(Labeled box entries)
###
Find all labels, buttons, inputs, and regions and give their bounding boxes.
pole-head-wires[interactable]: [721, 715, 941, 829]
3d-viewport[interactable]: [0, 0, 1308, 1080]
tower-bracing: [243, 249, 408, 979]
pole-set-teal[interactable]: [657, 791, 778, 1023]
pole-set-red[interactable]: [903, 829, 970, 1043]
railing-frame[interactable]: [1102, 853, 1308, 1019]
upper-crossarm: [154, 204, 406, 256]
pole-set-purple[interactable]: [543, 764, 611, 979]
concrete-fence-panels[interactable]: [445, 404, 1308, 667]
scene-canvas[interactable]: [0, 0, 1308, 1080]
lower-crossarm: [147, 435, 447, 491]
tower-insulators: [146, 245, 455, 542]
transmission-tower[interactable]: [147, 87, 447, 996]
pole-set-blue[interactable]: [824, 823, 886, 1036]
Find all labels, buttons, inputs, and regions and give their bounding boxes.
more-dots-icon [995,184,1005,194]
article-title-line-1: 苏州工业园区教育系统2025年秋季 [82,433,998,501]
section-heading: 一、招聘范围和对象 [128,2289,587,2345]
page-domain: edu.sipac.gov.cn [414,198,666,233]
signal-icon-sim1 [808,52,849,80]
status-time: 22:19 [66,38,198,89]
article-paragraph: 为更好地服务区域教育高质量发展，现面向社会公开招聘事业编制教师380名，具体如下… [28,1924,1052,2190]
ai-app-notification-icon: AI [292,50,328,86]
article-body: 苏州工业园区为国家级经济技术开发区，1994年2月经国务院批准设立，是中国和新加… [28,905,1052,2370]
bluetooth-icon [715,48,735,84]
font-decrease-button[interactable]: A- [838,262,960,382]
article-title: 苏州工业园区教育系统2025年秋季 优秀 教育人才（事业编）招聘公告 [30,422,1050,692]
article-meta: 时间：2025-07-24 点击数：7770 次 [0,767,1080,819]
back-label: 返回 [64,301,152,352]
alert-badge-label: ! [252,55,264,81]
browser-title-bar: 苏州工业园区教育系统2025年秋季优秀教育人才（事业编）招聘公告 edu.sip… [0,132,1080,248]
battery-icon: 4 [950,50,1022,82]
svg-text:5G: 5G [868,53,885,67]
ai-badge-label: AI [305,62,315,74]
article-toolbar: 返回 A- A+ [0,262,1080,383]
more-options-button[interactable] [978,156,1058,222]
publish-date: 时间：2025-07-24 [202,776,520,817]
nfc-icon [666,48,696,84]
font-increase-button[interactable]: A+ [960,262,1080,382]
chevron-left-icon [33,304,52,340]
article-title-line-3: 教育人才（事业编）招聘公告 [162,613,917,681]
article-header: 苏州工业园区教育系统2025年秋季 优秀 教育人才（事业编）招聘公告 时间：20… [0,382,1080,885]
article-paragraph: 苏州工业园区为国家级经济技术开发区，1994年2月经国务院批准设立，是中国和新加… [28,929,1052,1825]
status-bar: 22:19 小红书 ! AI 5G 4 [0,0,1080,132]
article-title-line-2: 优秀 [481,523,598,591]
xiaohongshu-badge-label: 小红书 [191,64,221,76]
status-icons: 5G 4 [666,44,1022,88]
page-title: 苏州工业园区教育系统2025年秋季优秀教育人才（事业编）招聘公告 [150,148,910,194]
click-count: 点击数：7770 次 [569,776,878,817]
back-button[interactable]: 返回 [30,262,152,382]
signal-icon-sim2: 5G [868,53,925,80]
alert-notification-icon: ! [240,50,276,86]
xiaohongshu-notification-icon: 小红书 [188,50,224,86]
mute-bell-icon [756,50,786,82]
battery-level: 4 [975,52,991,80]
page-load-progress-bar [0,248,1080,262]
###
WHAT YOU SHOULD DO: Please copy every line of the labeled box entries above verbatim.

RESULT:
Find all labels, buttons, inputs, and regions and give their bounding boxes.
pole-head-wires[interactable]: [721, 715, 941, 829]
3d-viewport[interactable]: [0, 0, 1308, 1080]
tower-bracing: [243, 249, 408, 979]
pole-set-teal[interactable]: [657, 791, 778, 1023]
pole-set-red[interactable]: [903, 829, 970, 1043]
railing-frame[interactable]: [1102, 853, 1308, 1019]
upper-crossarm: [154, 204, 406, 256]
pole-set-purple[interactable]: [543, 764, 611, 979]
concrete-fence-panels[interactable]: [445, 404, 1308, 667]
scene-canvas[interactable]: [0, 0, 1308, 1080]
lower-crossarm: [147, 435, 447, 491]
tower-insulators: [146, 245, 455, 542]
transmission-tower[interactable]: [147, 87, 447, 996]
pole-set-blue[interactable]: [824, 823, 886, 1036]
Find all labels, buttons, inputs, and regions and give their bounding boxes.
more-dots-icon [995,184,1005,194]
article-title-line-1: 苏州工业园区教育系统2025年秋季 [82,433,998,501]
section-heading: 一、招聘范围和对象 [128,2289,587,2345]
page-domain: edu.sipac.gov.cn [414,198,666,233]
signal-icon-sim1 [808,52,849,80]
status-time: 22:19 [66,38,198,89]
article-paragraph: 为更好地服务区域教育高质量发展，现面向社会公开招聘事业编制教师380名，具体如下… [28,1924,1052,2190]
ai-app-notification-icon: AI [292,50,328,86]
article-body: 苏州工业园区为国家级经济技术开发区，1994年2月经国务院批准设立，是中国和新加… [28,905,1052,2370]
bluetooth-icon [715,48,735,84]
font-decrease-button[interactable]: A- [838,262,960,382]
article-title: 苏州工业园区教育系统2025年秋季 优秀 教育人才（事业编）招聘公告 [30,422,1050,692]
article-meta: 时间：2025-07-24 点击数：7770 次 [0,767,1080,819]
back-label: 返回 [64,301,152,352]
alert-badge-label: ! [252,55,264,81]
browser-title-bar: 苏州工业园区教育系统2025年秋季优秀教育人才（事业编）招聘公告 edu.sip… [0,132,1080,248]
battery-icon: 4 [950,50,1022,82]
svg-text:5G: 5G [868,53,885,67]
ai-badge-label: AI [305,62,315,74]
article-toolbar: 返回 A- A+ [0,262,1080,383]
more-options-button[interactable] [978,156,1058,222]
publish-date: 时间：2025-07-24 [202,776,520,817]
nfc-icon [666,48,696,84]
font-increase-button[interactable]: A+ [960,262,1080,382]
chevron-left-icon [33,304,52,340]
article-title-line-3: 教育人才（事业编）招聘公告 [162,613,917,681]
article-header: 苏州工业园区教育系统2025年秋季 优秀 教育人才（事业编）招聘公告 时间：20… [0,382,1080,885]
article-paragraph: 苏州工业园区为国家级经济技术开发区，1994年2月经国务院批准设立，是中国和新加… [28,929,1052,1825]
status-bar: 22:19 小红书 ! AI 5G 4 [0,0,1080,132]
article-title-line-2: 优秀 [481,523,598,591]
xiaohongshu-badge-label: 小红书 [191,64,221,76]
status-icons: 5G 4 [666,44,1022,88]
page-title: 苏州工业园区教育系统2025年秋季优秀教育人才（事业编）招聘公告 [150,148,910,194]
click-count: 点击数：7770 次 [569,776,878,817]
back-button[interactable]: 返回 [30,262,152,382]
signal-icon-sim2: 5G [868,53,925,80]
alert-notification-icon: ! [240,50,276,86]
xiaohongshu-notification-icon: 小红书 [188,50,224,86]
mute-bell-icon [756,50,786,82]
battery-level: 4 [975,52,991,80]
page-load-progress-bar [0,248,1080,262]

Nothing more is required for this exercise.